= What needs to be done =
Go through the records below and show every line with the string "kunde".
··· Entries supplied ···
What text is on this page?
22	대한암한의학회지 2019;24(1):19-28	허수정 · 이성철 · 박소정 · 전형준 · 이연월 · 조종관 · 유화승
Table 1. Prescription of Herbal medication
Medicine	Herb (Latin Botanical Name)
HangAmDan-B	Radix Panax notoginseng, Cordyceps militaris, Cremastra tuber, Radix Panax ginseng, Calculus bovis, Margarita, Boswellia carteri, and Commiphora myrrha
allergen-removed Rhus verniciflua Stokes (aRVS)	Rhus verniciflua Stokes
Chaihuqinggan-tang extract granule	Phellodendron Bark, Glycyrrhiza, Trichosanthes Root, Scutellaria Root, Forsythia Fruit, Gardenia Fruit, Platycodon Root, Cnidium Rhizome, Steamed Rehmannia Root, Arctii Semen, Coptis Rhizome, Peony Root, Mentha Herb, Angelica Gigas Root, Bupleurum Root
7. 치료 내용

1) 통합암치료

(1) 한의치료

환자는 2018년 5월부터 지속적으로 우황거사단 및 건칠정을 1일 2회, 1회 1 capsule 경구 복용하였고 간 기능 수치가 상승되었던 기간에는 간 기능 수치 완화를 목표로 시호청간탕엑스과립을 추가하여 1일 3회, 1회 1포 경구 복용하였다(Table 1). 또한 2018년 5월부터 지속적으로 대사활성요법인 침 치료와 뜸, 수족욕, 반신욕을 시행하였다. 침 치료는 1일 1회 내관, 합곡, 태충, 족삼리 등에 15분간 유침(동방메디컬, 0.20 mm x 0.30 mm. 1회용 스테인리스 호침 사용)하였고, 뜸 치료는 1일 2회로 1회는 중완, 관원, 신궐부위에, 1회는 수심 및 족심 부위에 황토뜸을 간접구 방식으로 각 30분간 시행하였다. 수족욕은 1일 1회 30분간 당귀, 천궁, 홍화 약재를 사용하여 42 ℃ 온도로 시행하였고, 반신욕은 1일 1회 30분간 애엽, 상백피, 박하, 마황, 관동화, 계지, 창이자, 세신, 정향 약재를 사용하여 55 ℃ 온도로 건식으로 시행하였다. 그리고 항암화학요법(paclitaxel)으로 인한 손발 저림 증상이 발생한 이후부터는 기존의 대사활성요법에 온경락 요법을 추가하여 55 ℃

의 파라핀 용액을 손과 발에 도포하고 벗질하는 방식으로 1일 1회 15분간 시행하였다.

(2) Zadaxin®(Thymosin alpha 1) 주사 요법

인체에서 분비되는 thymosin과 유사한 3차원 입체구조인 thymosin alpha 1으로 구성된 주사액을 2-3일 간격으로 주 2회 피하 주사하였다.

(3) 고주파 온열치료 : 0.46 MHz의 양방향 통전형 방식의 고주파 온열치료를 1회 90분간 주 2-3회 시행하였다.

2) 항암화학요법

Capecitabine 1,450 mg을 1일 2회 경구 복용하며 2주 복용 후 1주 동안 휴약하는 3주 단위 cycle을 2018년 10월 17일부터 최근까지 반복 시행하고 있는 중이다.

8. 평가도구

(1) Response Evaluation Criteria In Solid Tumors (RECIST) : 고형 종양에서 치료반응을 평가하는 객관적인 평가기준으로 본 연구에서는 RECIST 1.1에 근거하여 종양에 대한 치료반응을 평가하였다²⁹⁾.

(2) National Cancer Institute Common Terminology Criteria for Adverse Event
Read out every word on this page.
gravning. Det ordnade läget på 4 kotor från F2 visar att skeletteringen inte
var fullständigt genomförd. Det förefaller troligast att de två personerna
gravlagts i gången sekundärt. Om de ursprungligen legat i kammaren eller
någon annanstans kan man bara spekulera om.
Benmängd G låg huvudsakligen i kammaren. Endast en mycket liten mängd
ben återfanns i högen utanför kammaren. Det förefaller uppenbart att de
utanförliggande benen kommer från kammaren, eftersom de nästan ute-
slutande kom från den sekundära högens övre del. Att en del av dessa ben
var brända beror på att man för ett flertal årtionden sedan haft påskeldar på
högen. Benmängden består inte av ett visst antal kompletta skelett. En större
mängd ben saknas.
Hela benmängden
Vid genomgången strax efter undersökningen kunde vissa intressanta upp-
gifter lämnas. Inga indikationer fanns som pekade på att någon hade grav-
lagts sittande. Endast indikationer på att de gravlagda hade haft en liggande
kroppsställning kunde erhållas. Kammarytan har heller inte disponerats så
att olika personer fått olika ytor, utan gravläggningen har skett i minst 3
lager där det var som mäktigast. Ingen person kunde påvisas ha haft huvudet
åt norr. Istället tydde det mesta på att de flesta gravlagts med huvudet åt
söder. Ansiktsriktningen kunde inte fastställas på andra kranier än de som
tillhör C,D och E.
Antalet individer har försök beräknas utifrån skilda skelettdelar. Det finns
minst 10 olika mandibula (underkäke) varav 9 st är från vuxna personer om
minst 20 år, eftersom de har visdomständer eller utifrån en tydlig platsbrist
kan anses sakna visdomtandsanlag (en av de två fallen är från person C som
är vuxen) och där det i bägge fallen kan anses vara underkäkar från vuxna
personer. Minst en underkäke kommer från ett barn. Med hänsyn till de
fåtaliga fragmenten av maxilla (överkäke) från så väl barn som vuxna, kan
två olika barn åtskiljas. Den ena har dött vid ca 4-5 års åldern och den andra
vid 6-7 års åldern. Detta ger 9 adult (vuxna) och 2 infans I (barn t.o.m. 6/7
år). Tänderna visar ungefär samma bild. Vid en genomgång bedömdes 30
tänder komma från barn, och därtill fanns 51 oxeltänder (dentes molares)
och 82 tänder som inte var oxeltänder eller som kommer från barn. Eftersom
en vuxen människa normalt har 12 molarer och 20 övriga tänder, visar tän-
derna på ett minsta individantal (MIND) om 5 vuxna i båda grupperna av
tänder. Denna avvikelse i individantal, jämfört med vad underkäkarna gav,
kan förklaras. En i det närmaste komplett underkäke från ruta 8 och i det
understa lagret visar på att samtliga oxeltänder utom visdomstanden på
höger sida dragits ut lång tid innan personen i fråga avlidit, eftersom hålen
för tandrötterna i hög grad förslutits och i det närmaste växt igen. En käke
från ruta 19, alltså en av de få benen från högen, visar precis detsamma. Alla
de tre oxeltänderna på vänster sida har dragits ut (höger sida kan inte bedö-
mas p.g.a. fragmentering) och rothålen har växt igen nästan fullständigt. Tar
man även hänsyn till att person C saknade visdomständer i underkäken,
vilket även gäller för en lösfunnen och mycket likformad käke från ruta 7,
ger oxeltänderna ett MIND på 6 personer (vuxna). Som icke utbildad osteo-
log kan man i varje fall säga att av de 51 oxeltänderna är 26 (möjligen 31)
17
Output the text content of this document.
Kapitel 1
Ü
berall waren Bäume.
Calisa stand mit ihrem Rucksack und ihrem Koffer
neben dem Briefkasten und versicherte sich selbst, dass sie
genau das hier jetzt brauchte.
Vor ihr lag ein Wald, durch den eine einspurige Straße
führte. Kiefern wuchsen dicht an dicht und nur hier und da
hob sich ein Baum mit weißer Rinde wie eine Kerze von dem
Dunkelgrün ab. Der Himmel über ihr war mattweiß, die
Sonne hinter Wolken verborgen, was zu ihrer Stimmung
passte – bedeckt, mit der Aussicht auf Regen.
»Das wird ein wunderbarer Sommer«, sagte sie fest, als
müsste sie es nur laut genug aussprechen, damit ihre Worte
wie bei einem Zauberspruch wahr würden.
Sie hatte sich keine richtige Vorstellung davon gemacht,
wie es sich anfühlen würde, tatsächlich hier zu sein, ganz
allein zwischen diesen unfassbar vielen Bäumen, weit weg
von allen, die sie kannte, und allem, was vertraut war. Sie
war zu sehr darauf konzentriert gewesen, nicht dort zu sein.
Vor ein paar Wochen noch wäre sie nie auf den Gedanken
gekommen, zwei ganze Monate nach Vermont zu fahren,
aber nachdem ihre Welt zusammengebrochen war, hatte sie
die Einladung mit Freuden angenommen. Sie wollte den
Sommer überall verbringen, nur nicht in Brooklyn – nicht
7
···
= Reply =
Vid genomgången strax efter undersökningen kunde vissa intressanta upp-
kroppsställning kunde erhållas. Kammarytan har heller inte disponerats så
lager där det var som mäktigast. Ingen person kunde påvisas ha haft huvudet
söder. Ansiktsriktningen kunde inte fastställas på andra kranier än de som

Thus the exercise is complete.